Data supplied start
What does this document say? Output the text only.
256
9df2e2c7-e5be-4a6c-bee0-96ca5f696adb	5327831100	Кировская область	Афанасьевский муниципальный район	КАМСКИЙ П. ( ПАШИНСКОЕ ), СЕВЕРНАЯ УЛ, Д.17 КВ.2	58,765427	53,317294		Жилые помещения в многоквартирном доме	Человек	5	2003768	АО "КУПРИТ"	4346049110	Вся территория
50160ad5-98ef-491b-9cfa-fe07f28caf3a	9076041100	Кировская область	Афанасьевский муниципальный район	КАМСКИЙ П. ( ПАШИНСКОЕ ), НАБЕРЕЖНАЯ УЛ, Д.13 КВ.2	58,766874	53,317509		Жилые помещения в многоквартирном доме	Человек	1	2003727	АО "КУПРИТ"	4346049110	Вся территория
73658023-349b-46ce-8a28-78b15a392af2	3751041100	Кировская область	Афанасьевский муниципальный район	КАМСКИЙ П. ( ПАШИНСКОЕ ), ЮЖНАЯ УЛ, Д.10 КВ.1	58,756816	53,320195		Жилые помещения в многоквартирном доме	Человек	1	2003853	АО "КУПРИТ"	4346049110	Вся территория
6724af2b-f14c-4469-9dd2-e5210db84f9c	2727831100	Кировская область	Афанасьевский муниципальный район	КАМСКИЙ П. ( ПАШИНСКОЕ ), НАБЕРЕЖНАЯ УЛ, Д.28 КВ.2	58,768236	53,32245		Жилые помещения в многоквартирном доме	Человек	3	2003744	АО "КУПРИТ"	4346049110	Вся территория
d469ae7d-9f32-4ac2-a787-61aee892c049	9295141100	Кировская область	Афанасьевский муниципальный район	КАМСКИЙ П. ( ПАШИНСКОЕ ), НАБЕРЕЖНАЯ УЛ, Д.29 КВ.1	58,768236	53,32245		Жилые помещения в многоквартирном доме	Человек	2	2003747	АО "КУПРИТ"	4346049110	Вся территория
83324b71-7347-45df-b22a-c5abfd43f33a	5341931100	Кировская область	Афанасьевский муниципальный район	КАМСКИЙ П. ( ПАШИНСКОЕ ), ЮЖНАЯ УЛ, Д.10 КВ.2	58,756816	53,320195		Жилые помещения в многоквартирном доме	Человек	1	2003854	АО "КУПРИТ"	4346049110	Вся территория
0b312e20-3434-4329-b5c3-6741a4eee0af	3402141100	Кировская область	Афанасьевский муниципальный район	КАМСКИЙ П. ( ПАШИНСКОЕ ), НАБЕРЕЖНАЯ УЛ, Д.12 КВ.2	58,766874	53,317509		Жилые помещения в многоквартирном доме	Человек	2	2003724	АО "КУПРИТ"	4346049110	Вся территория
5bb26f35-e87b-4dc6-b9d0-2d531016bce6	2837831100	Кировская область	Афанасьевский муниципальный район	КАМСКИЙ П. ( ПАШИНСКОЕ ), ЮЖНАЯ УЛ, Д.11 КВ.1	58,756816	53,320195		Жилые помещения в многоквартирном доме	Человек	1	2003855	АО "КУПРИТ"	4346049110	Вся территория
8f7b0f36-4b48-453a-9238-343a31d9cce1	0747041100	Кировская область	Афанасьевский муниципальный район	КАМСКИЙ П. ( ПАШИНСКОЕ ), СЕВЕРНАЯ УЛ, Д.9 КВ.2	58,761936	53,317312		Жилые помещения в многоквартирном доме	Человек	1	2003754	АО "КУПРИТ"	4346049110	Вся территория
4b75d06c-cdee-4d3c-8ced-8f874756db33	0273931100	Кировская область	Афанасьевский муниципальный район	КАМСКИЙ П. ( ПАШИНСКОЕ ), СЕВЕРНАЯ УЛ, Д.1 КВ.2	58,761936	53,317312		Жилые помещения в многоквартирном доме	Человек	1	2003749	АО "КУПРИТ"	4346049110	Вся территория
Data supplied end
» Given problem
Output the entries exactly.

» Solution
What does this document say? Output the text only.
256
9df2e2c7-e5be-4a6c-bee0-96ca5f696adb	5327831100	Кировская область	Афанасьевский муниципальный район	КАМСКИЙ П. ( ПАШИНСКОЕ ), СЕВЕРНАЯ УЛ, Д.17 КВ.2	58,765427	53,317294		Жилые помещения в многоквартирном доме	Человек	5	2003768	АО "КУПРИТ"	4346049110	Вся территория
50160ad5-98ef-491b-9cfa-fe07f28caf3a	9076041100	Кировская область	Афанасьевский муниципальный район	КАМСКИЙ П. ( ПАШИНСКОЕ ), НАБЕРЕЖНАЯ УЛ, Д.13 КВ.2	58,766874	53,317509		Жилые помещения в многоквартирном доме	Человек	1	2003727	АО "КУПРИТ"	4346049110	Вся территория
73658023-349b-46ce-8a28-78b15a392af2	3751041100	Кировская область	Афанасьевский муниципальный район	КАМСКИЙ П. ( ПАШИНСКОЕ ), ЮЖНАЯ УЛ, Д.10 КВ.1	58,756816	53,320195		Жилые помещения в многоквартирном доме	Человек	1	2003853	АО "КУПРИТ"	4346049110	Вся территория
6724af2b-f14c-4469-9dd2-e5210db84f9c	2727831100	Кировская область	Афанасьевский муниципальный район	КАМСКИЙ П. ( ПАШИНСКОЕ ), НАБЕРЕЖНАЯ УЛ, Д.28 КВ.2	58,768236	53,32245		Жилые помещения в многоквартирном доме	Человек	3	2003744	АО "КУПРИТ"	4346049110	Вся территория
d469ae7d-9f32-4ac2-a787-61aee892c049	9295141100	Кировская область	Афанасьевский муниципальный район	КАМСКИЙ П. ( ПАШИНСКОЕ ), НАБЕРЕЖНАЯ УЛ, Д.29 КВ.1	58,768236	53,32245		Жилые помещения в многоквартирном доме	Человек	2	2003747	АО "КУПРИТ"	4346049110	Вся территория
83324b71-7347-45df-b22a-c5abfd43f33a	5341931100	Кировская область	Афанасьевский муниципальный район	КАМСКИЙ П. ( ПАШИНСКОЕ ), ЮЖНАЯ УЛ, Д.10 КВ.2	58,756816	53,320195		Жилые помещения в многоквартирном доме	Человек	1	2003854	АО "КУПРИТ"	4346049110	Вся территория
0b312e20-3434-4329-b5c3-6741a4eee0af	3402141100	Кировская область	Афанасьевский муниципальный район	КАМСКИЙ П. ( ПАШИНСКОЕ ), НАБЕРЕЖНАЯ УЛ, Д.12 КВ.2	58,766874	53,317509		Жилые помещения в многоквартирном доме	Человек	2	2003724	АО "КУПРИТ"	4346049110	Вся территория
5bb26f35-e87b-4dc6-b9d0-2d531016bce6	2837831100	Кировская область	Афанасьевский муниципальный район	КАМСКИЙ П. ( ПАШИНСКОЕ ), ЮЖНАЯ УЛ, Д.11 КВ.1	58,756816	53,320195		Жилые помещения в многоквартирном доме	Человек	1	2003855	АО "КУПРИТ"	4346049110	Вся территория
8f7b0f36-4b48-453a-9238-343a31d9cce1	0747041100	Кировская область	Афанасьевский муниципальный район	КАМСКИЙ П. ( ПАШИНСКОЕ ), СЕВЕРНАЯ УЛ, Д.9 КВ.2	58,761936	53,317312		Жилые помещения в многоквартирном доме	Человек	1	2003754	АО "КУПРИТ"	4346049110	Вся территория
4b75d06c-cdee-4d3c-8ced-8f874756db33	0273931100	Кировская область	Афанасьевский муниципальный район	КАМСКИЙ П. ( ПАШИНСКОЕ ), СЕВЕРНАЯ УЛ, Д.1 КВ.2	58,761936	53,317312		Жилые помещения в многоквартирном доме	Человек	1	2003749	АО "КУПРИТ"	4346049110	Вся территория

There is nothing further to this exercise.